• EXERCISE OBJECTIVE: How many lines of these entries hold the string "informativ"? Answer with the number alone.

Saved entries
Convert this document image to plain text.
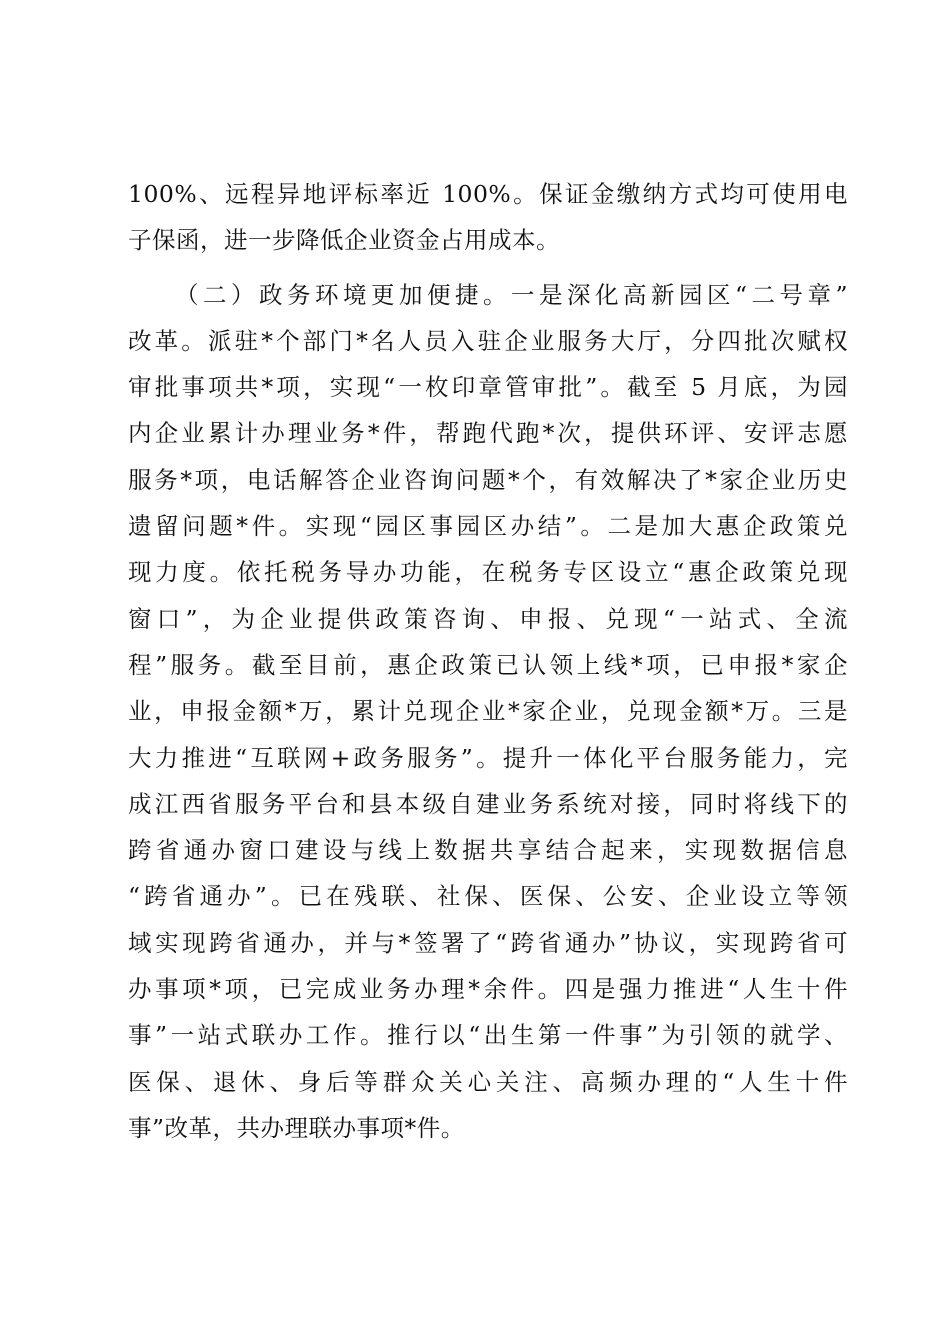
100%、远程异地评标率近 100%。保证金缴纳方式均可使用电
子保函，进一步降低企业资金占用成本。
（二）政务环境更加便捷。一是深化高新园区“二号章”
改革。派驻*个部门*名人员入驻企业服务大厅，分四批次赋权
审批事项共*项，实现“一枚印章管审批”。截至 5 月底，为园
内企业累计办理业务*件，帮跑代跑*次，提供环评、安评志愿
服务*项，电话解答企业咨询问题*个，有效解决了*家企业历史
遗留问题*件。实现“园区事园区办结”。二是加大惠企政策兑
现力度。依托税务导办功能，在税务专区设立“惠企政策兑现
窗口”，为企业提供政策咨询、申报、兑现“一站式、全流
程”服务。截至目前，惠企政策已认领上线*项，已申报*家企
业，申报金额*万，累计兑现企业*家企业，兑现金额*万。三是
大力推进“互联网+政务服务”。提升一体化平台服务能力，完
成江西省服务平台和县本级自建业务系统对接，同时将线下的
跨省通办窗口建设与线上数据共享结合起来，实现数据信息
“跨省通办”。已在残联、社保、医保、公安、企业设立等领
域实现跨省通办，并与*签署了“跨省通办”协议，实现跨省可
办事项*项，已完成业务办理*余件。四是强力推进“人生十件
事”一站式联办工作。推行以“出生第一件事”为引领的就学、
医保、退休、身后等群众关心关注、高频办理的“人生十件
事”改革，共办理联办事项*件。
...
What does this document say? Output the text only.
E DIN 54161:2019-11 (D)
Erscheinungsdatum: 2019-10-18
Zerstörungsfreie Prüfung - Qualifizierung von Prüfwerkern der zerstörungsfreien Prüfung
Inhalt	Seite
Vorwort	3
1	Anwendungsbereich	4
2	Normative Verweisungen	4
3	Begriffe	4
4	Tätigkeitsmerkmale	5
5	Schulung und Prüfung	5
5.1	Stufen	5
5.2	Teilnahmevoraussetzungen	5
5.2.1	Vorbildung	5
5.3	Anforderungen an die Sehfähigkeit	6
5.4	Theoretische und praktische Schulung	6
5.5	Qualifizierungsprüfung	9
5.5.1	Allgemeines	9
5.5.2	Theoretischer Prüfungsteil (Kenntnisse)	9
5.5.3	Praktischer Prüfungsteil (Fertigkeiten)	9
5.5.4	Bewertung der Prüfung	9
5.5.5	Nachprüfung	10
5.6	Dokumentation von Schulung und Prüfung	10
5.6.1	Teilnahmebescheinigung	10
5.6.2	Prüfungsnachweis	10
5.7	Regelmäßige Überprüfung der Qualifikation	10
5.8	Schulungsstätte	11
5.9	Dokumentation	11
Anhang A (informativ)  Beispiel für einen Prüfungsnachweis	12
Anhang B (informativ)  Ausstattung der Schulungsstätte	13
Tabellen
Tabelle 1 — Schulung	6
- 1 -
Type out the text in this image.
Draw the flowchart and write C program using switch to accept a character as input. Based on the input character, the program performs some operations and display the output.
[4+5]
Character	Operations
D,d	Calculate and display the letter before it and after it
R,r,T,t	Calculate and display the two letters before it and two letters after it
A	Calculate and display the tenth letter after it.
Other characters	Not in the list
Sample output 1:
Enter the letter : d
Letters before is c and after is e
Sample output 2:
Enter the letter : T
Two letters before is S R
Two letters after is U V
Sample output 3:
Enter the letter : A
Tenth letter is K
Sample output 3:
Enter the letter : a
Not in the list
--
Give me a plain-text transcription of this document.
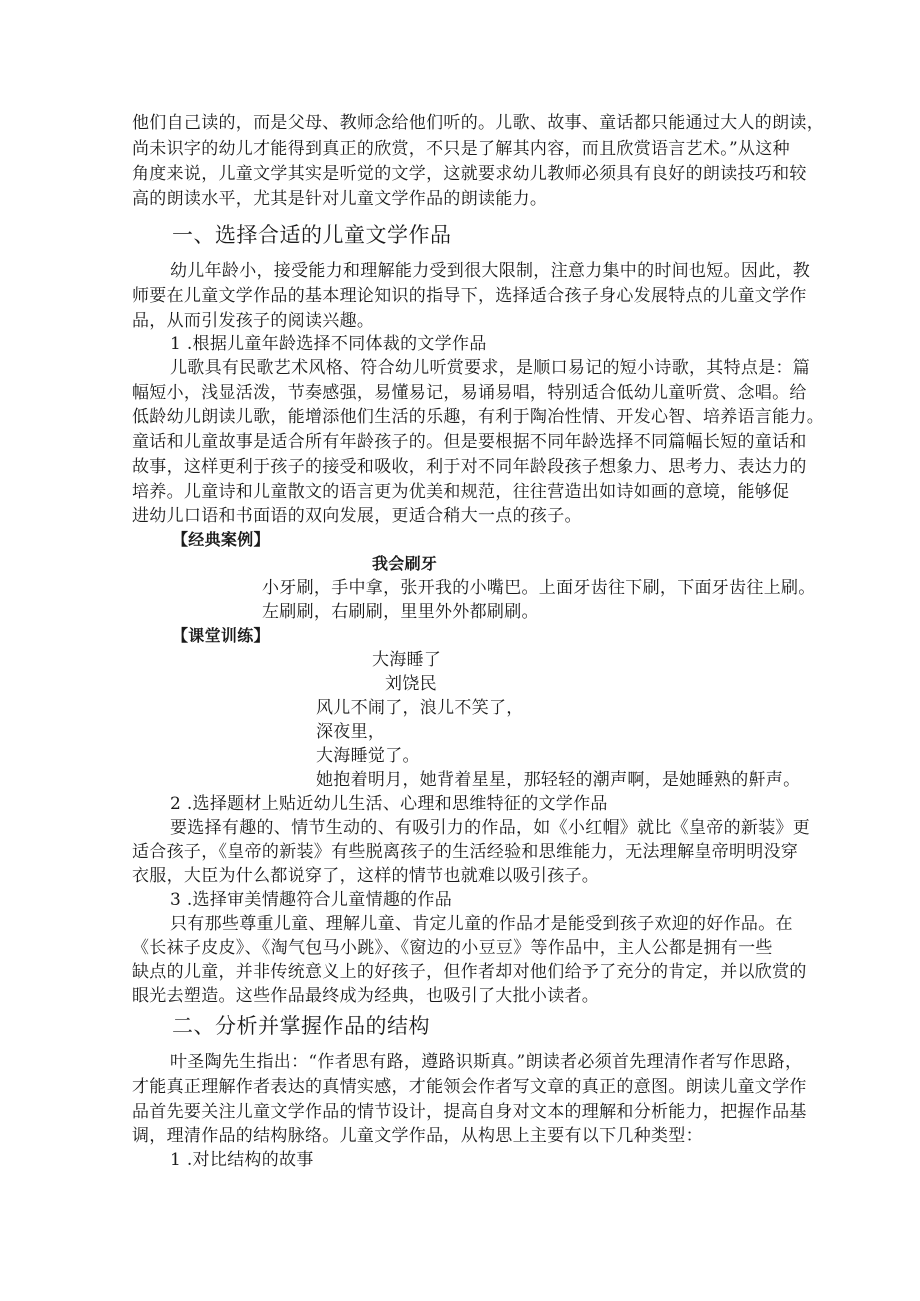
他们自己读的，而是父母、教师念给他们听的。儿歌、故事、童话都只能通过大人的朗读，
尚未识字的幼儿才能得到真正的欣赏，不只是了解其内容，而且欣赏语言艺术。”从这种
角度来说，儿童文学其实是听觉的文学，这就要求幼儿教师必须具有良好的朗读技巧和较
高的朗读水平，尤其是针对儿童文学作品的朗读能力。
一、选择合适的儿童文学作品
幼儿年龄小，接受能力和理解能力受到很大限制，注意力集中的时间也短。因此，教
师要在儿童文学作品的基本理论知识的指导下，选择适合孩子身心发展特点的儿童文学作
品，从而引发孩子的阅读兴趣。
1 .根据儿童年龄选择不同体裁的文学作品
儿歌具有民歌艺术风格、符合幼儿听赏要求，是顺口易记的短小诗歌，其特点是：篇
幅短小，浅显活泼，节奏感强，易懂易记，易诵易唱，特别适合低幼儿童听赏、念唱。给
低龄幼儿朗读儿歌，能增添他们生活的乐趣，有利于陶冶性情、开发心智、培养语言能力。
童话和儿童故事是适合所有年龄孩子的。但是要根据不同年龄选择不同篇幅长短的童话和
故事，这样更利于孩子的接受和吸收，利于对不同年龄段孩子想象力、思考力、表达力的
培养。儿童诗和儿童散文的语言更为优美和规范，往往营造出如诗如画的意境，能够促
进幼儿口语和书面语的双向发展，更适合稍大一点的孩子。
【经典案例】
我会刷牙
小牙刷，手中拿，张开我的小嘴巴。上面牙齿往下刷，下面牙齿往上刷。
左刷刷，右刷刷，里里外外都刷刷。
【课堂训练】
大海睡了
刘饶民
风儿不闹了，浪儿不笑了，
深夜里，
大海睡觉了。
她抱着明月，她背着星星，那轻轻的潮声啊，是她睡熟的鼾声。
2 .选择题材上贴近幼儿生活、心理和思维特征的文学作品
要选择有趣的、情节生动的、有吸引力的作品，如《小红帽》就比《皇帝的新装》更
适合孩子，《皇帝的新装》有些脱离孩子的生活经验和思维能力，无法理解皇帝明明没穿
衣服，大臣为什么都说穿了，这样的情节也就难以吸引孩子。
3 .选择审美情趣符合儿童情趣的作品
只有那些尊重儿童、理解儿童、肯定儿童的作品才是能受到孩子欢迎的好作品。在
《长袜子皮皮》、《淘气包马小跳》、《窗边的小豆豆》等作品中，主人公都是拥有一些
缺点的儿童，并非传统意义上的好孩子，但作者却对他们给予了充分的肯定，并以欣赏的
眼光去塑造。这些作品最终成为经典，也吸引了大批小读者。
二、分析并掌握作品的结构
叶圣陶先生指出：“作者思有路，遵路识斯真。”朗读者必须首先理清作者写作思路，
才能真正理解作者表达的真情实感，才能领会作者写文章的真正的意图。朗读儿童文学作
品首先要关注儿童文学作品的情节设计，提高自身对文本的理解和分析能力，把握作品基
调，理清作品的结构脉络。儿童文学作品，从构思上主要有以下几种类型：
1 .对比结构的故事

• THE OUTPUT: 2